- TASK DESCRIPTION
Keep only the lines where "Académie" appears.

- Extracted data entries
(begin)
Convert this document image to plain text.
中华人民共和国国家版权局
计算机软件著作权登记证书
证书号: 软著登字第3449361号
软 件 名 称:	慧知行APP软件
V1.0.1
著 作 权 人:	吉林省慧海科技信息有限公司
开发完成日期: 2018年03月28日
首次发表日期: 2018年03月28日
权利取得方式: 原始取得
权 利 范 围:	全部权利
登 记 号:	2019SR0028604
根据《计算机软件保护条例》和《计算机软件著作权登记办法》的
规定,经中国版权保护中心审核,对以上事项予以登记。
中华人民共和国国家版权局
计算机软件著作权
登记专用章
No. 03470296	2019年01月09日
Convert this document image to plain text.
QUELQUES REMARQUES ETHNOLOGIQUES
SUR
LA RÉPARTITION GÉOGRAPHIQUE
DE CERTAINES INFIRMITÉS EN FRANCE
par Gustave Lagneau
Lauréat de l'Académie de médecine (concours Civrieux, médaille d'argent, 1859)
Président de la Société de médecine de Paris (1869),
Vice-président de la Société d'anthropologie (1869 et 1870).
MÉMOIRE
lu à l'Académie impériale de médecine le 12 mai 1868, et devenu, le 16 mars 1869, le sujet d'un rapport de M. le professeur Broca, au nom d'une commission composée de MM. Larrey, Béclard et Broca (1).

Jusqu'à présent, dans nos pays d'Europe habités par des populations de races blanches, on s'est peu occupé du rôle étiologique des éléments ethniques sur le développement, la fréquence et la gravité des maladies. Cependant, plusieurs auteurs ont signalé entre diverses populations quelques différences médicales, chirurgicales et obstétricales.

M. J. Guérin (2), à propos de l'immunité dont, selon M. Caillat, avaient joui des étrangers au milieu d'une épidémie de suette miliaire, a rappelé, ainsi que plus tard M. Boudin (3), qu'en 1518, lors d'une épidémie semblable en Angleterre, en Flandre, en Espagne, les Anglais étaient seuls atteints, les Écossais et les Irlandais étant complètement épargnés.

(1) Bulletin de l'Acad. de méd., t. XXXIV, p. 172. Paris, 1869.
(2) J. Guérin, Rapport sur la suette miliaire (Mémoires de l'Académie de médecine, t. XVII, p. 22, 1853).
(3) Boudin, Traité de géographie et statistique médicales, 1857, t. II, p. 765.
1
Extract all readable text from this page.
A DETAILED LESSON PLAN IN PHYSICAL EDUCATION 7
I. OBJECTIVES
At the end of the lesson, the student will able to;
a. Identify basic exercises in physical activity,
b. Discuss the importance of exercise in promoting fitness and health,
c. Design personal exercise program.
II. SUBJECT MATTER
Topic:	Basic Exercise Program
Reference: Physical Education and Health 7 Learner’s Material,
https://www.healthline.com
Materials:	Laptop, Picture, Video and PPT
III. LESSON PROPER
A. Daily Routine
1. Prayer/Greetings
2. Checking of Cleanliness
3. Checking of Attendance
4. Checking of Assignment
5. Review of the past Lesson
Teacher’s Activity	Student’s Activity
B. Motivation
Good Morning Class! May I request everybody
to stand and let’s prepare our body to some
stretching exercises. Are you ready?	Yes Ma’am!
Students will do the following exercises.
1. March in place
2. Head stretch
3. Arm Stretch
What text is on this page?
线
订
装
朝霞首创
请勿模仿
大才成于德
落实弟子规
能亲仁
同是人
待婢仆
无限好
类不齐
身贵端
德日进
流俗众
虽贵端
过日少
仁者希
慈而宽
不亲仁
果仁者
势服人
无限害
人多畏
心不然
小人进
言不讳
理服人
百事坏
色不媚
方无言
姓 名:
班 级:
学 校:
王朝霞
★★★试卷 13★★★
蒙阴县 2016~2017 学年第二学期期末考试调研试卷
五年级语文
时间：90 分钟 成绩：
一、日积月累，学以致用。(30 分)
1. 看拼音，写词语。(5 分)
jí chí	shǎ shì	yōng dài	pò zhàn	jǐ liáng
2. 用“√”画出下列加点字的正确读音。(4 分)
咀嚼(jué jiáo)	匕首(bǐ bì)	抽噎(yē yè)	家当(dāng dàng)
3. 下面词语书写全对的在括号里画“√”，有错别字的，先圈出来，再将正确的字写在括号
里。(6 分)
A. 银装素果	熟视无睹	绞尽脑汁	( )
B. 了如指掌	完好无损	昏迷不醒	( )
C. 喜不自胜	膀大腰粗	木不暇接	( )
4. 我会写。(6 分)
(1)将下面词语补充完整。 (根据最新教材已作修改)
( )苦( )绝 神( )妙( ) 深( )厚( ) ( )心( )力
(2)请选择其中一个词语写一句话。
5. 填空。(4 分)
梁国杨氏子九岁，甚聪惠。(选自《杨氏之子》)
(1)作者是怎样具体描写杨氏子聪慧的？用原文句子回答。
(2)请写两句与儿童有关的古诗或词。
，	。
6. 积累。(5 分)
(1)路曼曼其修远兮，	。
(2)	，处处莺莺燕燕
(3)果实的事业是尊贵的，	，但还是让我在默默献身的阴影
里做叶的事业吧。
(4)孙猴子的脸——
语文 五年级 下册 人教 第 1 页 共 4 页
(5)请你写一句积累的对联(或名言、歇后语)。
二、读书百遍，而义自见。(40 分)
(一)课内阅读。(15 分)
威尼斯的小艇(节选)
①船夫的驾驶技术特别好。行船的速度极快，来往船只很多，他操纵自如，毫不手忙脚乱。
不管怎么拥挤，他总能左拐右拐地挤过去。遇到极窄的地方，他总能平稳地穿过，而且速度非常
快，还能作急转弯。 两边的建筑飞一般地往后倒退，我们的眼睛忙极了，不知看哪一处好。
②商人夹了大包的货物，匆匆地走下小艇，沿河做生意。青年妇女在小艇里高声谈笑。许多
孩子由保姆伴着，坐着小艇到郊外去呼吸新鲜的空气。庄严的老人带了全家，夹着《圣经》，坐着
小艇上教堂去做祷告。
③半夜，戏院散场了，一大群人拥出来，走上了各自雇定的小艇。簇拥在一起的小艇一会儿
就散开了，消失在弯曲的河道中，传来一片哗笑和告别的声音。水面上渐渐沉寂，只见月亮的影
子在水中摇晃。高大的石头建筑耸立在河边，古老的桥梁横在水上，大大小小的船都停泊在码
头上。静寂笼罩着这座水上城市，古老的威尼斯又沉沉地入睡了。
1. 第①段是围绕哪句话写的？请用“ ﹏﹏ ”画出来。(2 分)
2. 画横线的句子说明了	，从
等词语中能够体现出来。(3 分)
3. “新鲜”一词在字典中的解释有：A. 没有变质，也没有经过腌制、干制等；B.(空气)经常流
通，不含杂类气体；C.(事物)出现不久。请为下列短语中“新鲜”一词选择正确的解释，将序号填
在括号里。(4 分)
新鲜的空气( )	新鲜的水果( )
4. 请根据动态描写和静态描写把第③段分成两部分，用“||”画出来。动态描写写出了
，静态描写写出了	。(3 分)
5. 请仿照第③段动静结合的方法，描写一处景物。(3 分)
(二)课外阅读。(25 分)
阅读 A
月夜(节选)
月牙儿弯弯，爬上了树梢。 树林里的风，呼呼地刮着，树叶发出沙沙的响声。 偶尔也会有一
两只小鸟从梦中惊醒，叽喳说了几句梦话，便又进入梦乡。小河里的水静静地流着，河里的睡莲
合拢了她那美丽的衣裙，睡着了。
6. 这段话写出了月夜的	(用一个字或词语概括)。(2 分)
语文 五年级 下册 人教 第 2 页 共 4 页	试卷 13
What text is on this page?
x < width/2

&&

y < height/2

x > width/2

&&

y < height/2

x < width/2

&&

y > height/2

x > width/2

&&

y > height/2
(end)
- REPLY TO THE EXERCISE
Lauréat de l'Académie de médecine (concours Civrieux, médaille d'argent, 1859)
lu à l'Académie impériale de médecine le 12 mai 1868, et devenu, le 16 mars 1869, le sujet d'un rapport de M. le professeur Broca, au nom d'une commission composée de MM. Larrey, Béclard et Broca (1).
(2) J. Guérin, Rapport sur la suette miliaire (Mémoires de l'Académie de médecine, t. XVII, p. 22, 1853).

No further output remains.